**The problem:** Find the lines holding "Colour" and copy them.

**Data rows:**
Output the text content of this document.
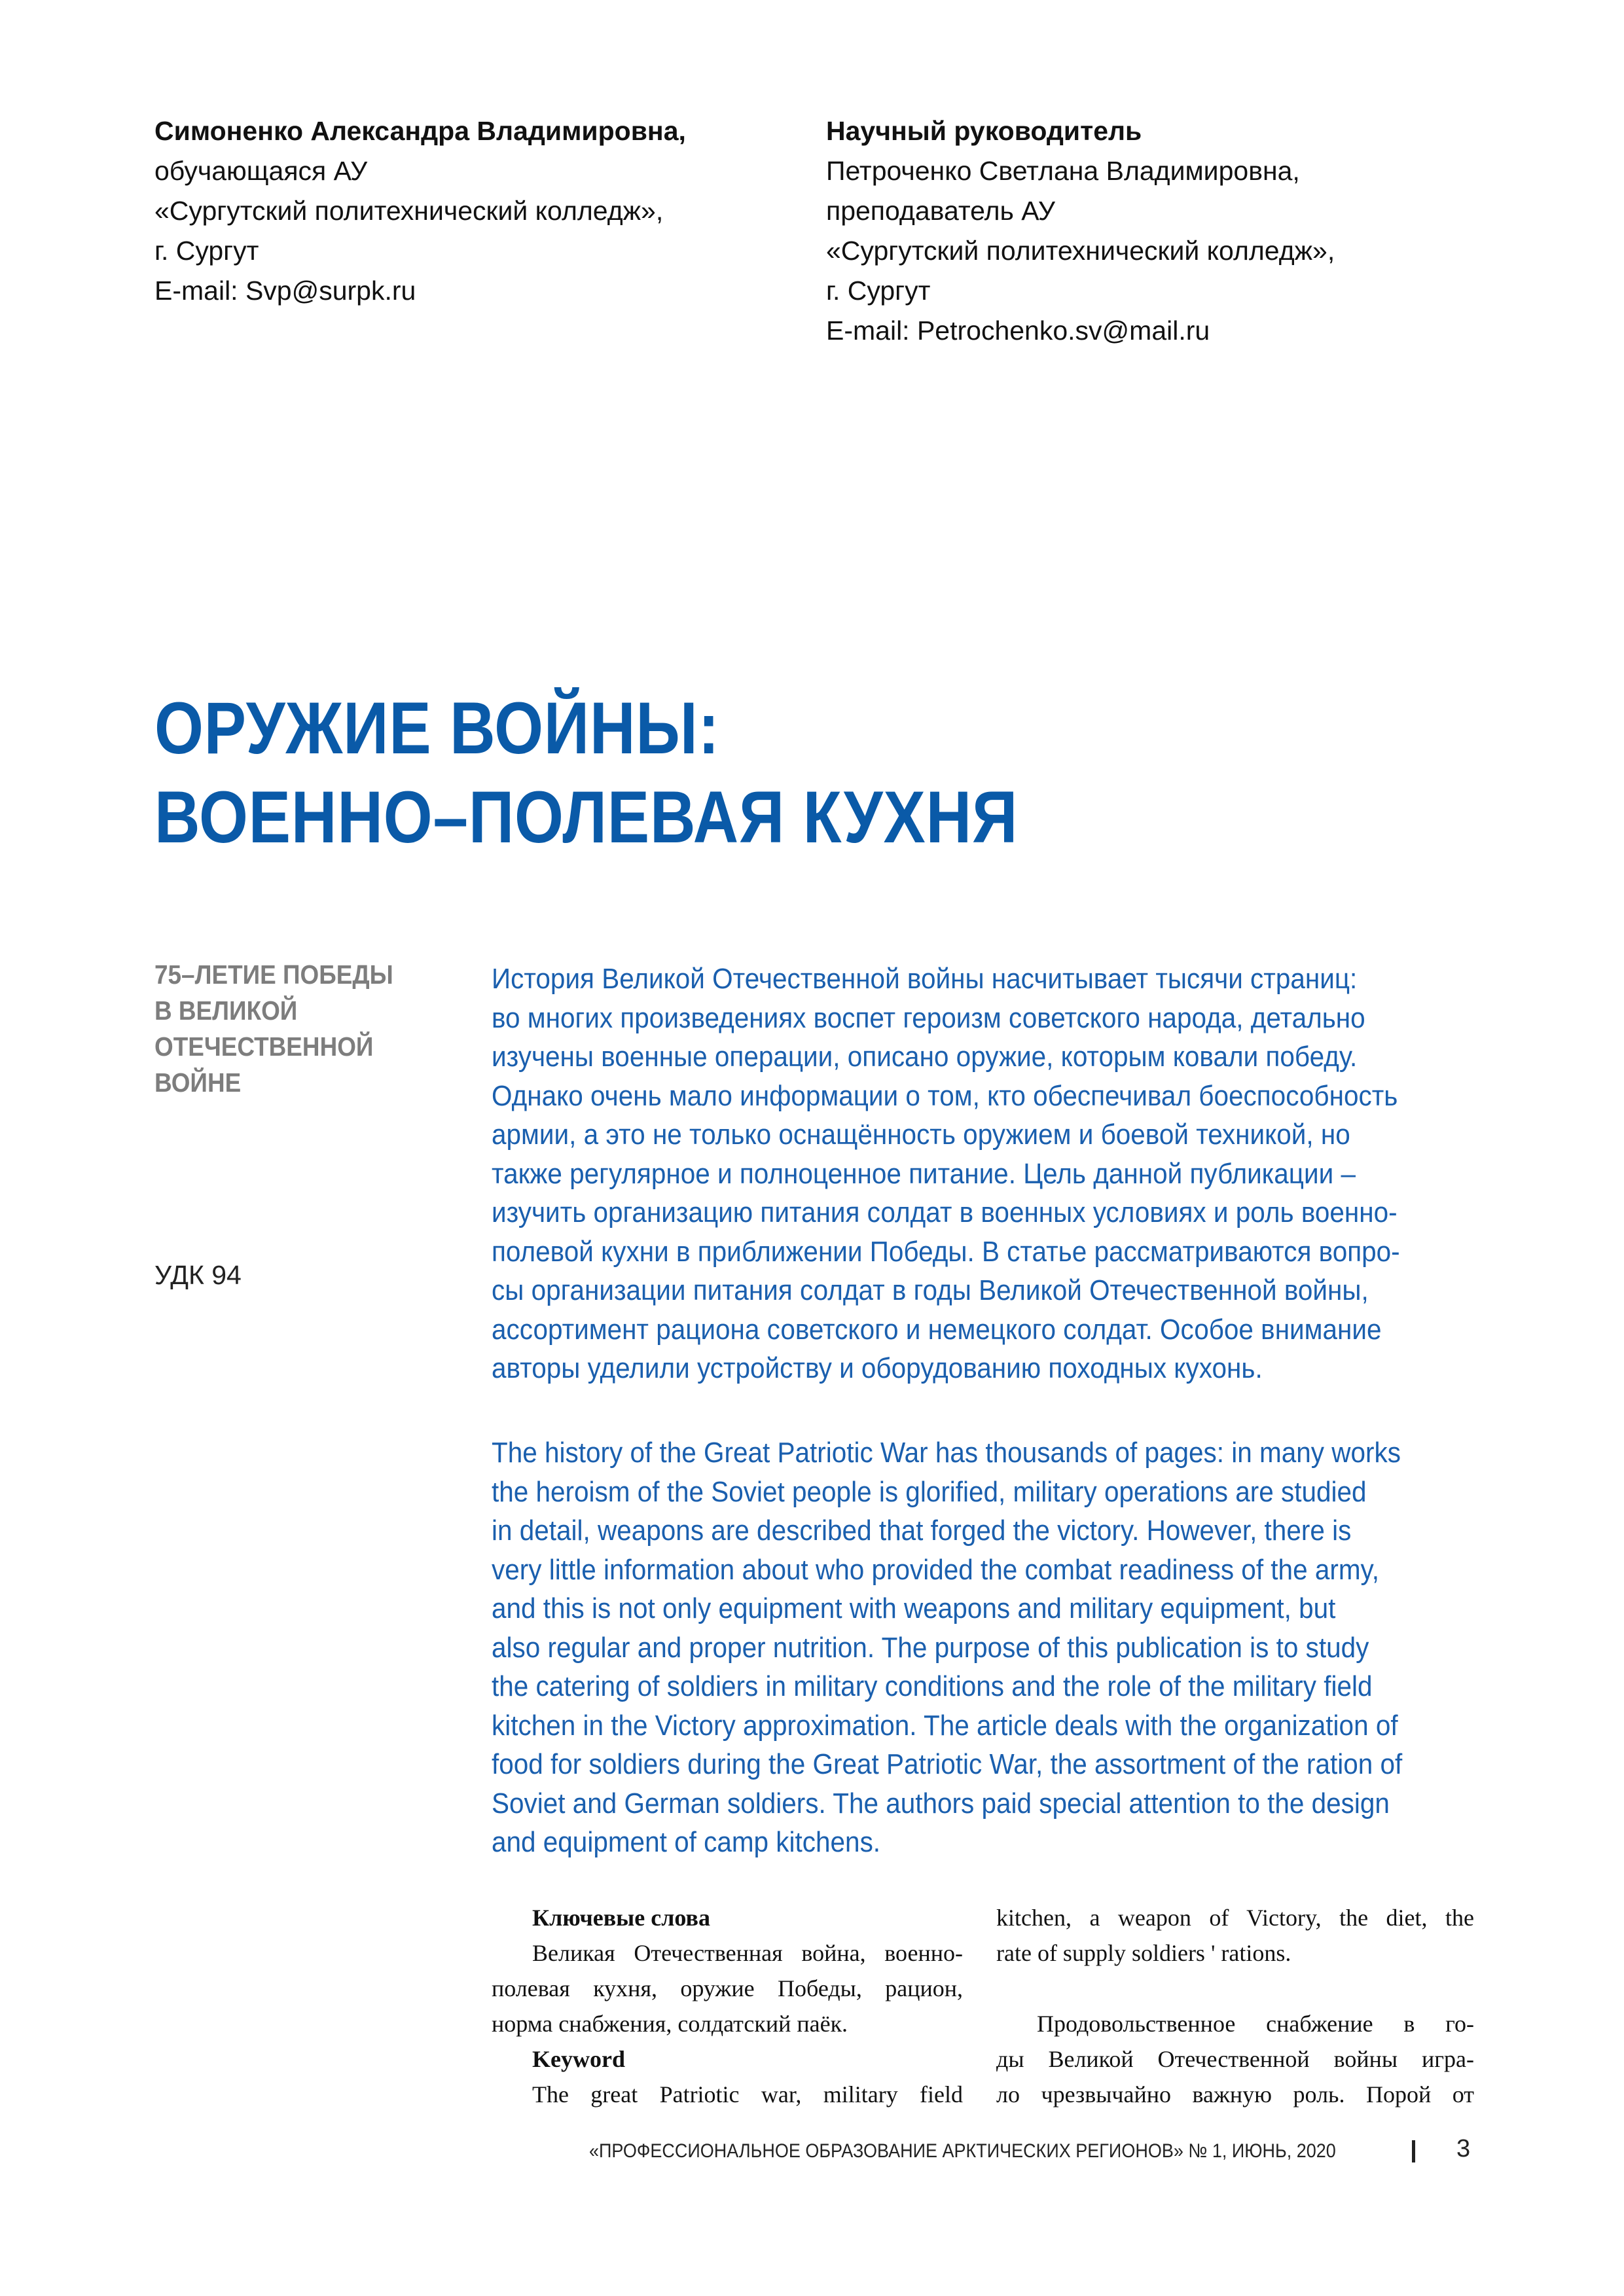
Симоненко Александра Владимировна,
обучающаяся АУ
«Сургутский политехнический колледж»,
г. Сургут
E-mail: Svp@surpk.ru
Научный руководитель
Петроченко Светлана Владимировна,
преподаватель АУ
«Сургутский политехнический колледж»,
г. Сургут
E-mail: Petrochenko.sv@mail.ru
ОРУЖИЕ ВОЙНЫ:
ВОЕННО–ПОЛЕВАЯ КУХНЯ
75–ЛЕТИЕ ПОБЕДЫ
В ВЕЛИКОЙ
ОТЕЧЕСТВЕННОЙ
ВОЙНЕ
УДК 94
История Великой Отечественной войны насчитывает тысячи страниц:
во многих произведениях воспет героизм советского народа, детально
изучены военные операции, описано оружие, которым ковали победу.
Однако очень мало информации о том, кто обеспечивал боеспособность
армии, а это не только оснащённость оружием и боевой техникой, но
также регулярное и полноценное питание. Цель данной публикации –
изучить организацию питания солдат в военных условиях и роль военно-
полевой кухни в приближении Победы. В статье рассматриваются вопро-
сы организации питания солдат в годы Великой Отечественной войны,
ассортимент рациона советского и немецкого солдат. Особое внимание
авторы уделили устройству и оборудованию походных кухонь.
The history of the Great Patriotic War has thousands of pages: in many works
the heroism of the Soviet people is glorified, military operations are studied
in detail, weapons are described that forged the victory. However, there is
very little information about who provided the combat readiness of the army,
and this is not only equipment with weapons and military equipment, but
also regular and proper nutrition. The purpose of this publication is to study
the catering of soldiers in military conditions and the role of the military field
kitchen in the Victory approximation. The article deals with the organization of
food for soldiers during the Great Patriotic War, the assortment of the ration of
Soviet and German soldiers. The authors paid special attention to the design
and equipment of camp kitchens.
Ключевые слова
Великая Отечественная война, военно-
полевая кухня, оружие Победы, рацион,
норма снабжения, солдатский паёк.
Keyword
The great Patriotic war, military field
kitchen, a weapon of Victory, the diet, the
rate of supply soldiers ' rations.
Продовольственное снабжение в го-
ды Великой Отечественной войны игра-
ло чрезвычайно важную роль. Порой от
«ПРОФЕССИОНАЛЬНОЕ ОБРАЗОВАНИЕ АРКТИЧЕСКИХ РЕГИОНОВ» № 1, ИЮНЬ, 2020	3
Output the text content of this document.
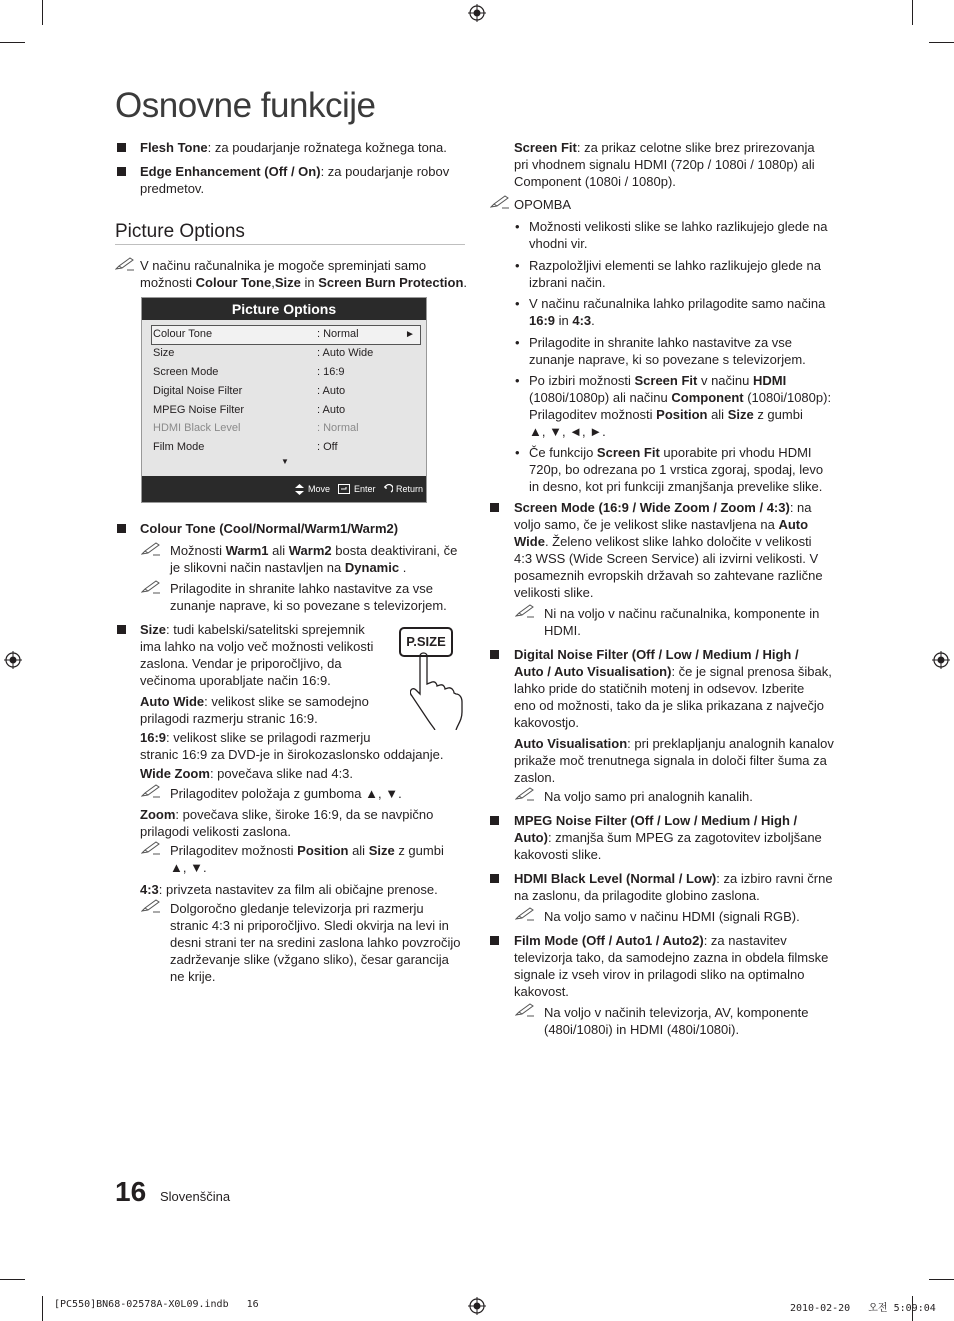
Osnovne funkcije
Flesh Tone: za poudarjanje rožnatega kožnega tona.
Edge Enhancement (Off / On): za poudarjanje robov
predmetov.
Picture Options
V načinu računalnika je mogoče spreminjati samo
možnosti Colour Tone,Size in Screen Burn Protection.
Picture Options
Colour Tone	: Normal	►
Size	: Auto Wide
Screen Mode	: 16:9
Digital Noise Filter	: Auto
MPEG Noise Filter	: Auto
HDMI Black Level	: Normal
Film Mode	: Off
▼
Move	Enter Return
Colour Tone (Cool/Normal/Warm1/Warm2)
Možnosti Warm1 ali Warm2 bosta deaktivirani, če
je slikovni način nastavljen na Dynamic .
Prilagodite in shranite lahko nastavitve za vse
zunanje naprave, ki so povezane s televizorjem.
Size: tudi kabelski/satelitski sprejemnik
ima lahko na voljo več možnosti velikosti
zaslona. Vendar je priporočljivo, da
večinoma uporabljate način 16:9.
P.SIZE
Auto Wide: velikost slike se samodejno
prilagodi razmerju stranic 16:9.
16:9: velikost slike se prilagodi razmerju
stranic 16:9 za DVD-je in širokozaslonsko oddajanje.
Wide Zoom: povečava slike nad 4:3.
Prilagoditev položaja z gumboma ▲, ▼.
Zoom: povečava slike, široke 16:9, da se navpično
prilagodi velikosti zaslona.
Prilagoditev možnosti Position ali Size z gumbi
▲, ▼.
4:3: privzeta nastavitev za film ali običajne prenose.
Dolgoročno gledanje televizorja pri razmerju
stranic 4:3 ni priporočljivo. Sledi okvirja na levi in
desni strani ter na sredini zaslona lahko povzročijo
zadrževanje slike (vžgano sliko), česar garancija
ne krije.
Screen Fit: za prikaz celotne slike brez prirezovanja
pri vhodnem signalu HDMI (720p / 1080i / 1080p) ali
Component (1080i / 1080p).
OPOMBA
• Možnosti velikosti slike se lahko razlikujejo glede na
vhodni vir.
• Razpoložljivi elementi se lahko razlikujejo glede na
izbrani način.
• V načinu računalnika lahko prilagodite samo načina
16:9 in 4:3.
• Prilagodite in shranite lahko nastavitve za vse
zunanje naprave, ki so povezane s televizorjem.
• Po izbiri možnosti Screen Fit v načinu HDMI
(1080i/1080p) ali načinu Component (1080i/1080p):
Prilagoditev možnosti Position ali Size z gumbi
▲, ▼, ◄, ►.
• Če funkcijo Screen Fit uporabite pri vhodu HDMI
720p, bo odrezana po 1 vrstica zgoraj, spodaj, levo
in desno, kot pri funkciji zmanjšanja prevelike slike.
Screen Mode (16:9 / Wide Zoom / Zoom / 4:3): na
voljo samo, če je velikost slike nastavljena na Auto
Wide. Želeno velikost slike lahko določite v velikosti
4:3 WSS (Wide Screen Service) ali izvirni velikosti. V
posameznih evropskih državah so zahtevane različne
velikosti slike.
Ni na voljo v načinu računalnika, komponente in
HDMI.
Digital Noise Filter (Off / Low / Medium / High /
Auto / Auto Visualisation): če je signal prenosa šibak,
lahko pride do statičnih motenj in odsevov. Izberite
eno od možnosti, tako da je slika prikazana z največjo
kakovostjo.
Auto Visualisation: pri preklapljanju analognih kanalov
prikaže moč trenutnega signala in določi filter šuma za
zaslon.
Na voljo samo pri analognih kanalih.
MPEG Noise Filter (Off / Low / Medium / High /
Auto): zmanjša šum MPEG za zagotovitev izboljšane
kakovosti slike.
HDMI Black Level (Normal / Low): za izbiro ravni črne
na zaslonu, da prilagodite globino zaslona.
Na voljo samo v načinu HDMI (signali RGB).
Film Mode (Off / Auto1 / Auto2): za nastavitev
televizorja tako, da samodejno zazna in obdela filmske
signale iz vseh virov in prilagodi sliko na optimalno
kakovost.
Na voljo v načinih televizorja, AV, komponente
(480i/1080i) in HDMI (480i/1080i).
16 Slovenščina
[PC550]BN68-02578A-X0L09.indb   16	2010-02-20   오전 5:09:04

**The solution:**
možnosti Colour Tone,Size in Screen Burn Protection.
Colour Tone	: Normal	►
Colour Tone (Cool/Normal/Warm1/Warm2)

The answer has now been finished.